*TASK DESCRIPTION*
Search the listing below for the word "subtitle" and copy each line that holds it.

A block of data:
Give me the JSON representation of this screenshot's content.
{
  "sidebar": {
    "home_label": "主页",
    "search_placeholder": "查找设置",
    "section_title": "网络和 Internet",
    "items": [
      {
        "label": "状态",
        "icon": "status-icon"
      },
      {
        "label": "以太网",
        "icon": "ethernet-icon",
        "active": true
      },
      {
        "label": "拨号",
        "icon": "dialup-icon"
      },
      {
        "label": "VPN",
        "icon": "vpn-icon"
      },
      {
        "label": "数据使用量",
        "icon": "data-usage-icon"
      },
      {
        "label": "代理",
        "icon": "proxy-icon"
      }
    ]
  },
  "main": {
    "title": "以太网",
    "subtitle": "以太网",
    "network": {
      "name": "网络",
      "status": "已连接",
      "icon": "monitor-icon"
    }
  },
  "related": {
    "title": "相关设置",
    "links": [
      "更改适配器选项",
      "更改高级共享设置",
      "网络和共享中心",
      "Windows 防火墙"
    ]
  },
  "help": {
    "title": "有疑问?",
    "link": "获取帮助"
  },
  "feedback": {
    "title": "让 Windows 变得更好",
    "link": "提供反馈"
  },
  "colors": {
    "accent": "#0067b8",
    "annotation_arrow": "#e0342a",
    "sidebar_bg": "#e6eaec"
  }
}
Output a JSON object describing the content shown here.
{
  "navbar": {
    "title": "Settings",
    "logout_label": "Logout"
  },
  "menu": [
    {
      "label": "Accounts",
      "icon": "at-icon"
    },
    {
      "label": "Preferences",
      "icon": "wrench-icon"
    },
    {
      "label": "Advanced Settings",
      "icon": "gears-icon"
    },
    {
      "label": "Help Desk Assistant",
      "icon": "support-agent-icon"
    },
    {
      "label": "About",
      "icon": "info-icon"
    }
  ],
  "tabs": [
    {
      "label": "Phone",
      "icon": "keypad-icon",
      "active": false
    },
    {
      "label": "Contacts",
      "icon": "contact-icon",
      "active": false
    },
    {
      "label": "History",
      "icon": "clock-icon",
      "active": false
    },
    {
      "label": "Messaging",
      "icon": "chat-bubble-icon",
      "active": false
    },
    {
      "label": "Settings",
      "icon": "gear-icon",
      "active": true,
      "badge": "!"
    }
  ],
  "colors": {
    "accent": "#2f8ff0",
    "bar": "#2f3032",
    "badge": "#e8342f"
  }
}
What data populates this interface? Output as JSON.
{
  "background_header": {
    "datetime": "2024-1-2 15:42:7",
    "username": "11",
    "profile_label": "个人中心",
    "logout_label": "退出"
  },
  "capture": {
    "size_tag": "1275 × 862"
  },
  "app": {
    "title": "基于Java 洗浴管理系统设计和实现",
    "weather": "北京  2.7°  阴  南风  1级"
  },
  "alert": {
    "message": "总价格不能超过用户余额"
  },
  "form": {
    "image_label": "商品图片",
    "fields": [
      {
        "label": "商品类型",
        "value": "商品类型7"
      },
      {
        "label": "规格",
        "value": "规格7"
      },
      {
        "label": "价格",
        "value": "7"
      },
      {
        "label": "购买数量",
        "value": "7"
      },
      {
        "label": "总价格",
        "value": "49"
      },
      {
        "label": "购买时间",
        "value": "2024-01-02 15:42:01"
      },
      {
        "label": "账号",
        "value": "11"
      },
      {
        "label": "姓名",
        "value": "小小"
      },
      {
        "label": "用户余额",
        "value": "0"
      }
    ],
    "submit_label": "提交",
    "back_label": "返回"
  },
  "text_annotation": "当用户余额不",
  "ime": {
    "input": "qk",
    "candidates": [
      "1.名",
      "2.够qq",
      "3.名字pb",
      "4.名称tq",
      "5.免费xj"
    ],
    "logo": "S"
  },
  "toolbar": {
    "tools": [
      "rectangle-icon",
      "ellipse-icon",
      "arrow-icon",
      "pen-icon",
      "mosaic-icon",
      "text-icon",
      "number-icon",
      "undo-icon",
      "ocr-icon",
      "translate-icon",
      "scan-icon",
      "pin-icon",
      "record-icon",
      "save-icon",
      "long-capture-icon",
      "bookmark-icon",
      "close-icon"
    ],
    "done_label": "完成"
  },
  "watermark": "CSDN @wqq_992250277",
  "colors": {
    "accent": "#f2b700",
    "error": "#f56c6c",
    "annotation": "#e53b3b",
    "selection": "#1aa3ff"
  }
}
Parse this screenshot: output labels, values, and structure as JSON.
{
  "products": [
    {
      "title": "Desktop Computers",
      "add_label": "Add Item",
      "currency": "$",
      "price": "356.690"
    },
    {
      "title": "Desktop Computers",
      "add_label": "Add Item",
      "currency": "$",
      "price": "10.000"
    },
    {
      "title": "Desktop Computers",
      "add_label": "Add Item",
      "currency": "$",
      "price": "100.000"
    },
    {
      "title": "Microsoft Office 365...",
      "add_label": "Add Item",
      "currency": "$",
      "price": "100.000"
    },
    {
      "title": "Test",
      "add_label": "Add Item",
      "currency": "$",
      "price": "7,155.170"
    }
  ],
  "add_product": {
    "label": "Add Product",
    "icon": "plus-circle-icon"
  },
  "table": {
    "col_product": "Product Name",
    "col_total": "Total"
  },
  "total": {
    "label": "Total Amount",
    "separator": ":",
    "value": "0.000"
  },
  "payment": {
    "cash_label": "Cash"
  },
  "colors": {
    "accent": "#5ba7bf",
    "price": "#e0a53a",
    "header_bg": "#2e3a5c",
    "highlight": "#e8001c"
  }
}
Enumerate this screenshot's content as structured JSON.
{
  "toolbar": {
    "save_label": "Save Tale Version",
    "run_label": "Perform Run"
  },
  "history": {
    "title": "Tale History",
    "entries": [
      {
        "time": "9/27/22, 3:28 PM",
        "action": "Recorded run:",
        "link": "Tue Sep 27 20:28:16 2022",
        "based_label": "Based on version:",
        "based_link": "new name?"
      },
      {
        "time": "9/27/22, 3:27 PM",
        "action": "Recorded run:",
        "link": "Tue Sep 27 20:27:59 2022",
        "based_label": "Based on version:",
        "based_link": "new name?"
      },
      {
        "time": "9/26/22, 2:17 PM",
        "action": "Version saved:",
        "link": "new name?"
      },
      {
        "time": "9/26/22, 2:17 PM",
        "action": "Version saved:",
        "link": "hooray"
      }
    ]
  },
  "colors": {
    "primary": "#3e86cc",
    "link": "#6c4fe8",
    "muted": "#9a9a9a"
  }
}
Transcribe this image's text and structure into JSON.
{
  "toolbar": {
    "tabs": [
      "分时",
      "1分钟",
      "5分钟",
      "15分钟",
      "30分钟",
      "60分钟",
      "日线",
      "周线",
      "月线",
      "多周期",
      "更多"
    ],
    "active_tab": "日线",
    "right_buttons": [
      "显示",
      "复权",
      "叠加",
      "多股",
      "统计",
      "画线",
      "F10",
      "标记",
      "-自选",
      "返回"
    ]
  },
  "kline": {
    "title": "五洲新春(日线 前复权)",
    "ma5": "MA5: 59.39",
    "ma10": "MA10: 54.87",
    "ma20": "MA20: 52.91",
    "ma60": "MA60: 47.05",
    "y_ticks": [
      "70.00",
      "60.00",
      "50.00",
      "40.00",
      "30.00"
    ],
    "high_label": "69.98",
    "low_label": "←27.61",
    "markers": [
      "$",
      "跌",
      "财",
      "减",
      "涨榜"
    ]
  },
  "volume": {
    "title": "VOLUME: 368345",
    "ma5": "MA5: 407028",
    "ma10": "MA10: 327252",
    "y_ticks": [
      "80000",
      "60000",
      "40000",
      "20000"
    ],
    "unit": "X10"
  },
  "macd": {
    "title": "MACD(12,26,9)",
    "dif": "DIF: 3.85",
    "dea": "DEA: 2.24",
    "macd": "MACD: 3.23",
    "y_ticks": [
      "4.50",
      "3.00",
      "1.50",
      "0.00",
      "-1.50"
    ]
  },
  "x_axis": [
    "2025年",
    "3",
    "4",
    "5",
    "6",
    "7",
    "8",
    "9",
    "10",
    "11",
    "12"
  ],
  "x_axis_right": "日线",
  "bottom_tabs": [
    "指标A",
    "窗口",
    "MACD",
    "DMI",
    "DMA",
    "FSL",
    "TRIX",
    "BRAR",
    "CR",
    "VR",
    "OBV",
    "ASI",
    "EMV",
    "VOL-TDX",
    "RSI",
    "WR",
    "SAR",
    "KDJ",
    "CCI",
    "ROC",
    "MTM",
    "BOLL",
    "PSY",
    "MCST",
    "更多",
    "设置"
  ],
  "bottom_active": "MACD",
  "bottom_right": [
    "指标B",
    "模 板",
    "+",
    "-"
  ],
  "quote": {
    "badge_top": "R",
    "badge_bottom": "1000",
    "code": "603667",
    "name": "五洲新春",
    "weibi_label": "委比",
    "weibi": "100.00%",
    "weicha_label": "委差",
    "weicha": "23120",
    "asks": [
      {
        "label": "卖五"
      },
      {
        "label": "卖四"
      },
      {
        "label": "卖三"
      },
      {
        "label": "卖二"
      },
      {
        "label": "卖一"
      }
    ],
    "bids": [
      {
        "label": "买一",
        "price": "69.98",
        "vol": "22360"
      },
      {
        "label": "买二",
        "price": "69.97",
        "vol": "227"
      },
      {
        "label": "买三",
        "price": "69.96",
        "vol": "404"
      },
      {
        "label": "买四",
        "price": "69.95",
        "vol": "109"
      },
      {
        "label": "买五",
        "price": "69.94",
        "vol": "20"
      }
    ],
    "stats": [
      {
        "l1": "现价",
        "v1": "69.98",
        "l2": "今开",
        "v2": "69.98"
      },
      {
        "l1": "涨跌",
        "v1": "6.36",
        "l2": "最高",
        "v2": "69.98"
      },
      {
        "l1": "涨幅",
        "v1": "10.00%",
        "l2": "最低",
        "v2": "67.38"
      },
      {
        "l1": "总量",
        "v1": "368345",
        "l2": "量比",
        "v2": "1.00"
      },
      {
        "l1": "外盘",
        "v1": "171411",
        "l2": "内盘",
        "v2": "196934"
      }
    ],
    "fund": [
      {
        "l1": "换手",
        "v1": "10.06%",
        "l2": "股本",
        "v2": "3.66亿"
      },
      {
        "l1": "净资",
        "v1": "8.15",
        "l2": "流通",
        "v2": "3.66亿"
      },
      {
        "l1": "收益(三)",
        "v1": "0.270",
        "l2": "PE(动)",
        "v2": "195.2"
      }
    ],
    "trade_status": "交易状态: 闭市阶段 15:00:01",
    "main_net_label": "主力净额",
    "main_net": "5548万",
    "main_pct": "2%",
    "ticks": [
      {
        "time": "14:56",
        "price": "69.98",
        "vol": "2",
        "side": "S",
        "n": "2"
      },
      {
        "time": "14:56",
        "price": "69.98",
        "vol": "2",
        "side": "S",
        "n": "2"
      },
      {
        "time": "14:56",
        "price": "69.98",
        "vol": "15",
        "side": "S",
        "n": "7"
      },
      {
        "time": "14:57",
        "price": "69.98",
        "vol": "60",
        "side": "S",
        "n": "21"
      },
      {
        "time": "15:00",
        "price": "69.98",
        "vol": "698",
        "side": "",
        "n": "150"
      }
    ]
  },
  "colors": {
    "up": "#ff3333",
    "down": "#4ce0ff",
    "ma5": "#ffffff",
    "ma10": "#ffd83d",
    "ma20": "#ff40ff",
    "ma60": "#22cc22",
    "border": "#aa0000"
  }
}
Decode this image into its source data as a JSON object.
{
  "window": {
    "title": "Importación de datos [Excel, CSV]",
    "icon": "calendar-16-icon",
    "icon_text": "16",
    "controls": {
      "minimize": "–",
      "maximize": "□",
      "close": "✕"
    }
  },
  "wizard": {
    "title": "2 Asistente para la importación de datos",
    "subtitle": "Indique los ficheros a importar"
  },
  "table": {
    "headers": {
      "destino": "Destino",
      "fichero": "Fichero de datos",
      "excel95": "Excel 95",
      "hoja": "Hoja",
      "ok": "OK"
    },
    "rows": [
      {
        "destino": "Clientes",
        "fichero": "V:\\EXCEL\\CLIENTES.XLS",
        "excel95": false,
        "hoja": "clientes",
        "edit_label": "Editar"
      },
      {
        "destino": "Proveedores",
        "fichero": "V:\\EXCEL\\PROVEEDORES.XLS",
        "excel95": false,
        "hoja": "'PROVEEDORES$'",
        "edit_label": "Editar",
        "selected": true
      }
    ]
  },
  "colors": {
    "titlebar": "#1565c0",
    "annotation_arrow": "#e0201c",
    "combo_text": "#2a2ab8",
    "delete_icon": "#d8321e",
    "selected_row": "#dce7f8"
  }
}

*RESULT OF THIS EXERCISE*
    "subtitle": "以太网",
    "subtitle": "Indique los ficheros a importar"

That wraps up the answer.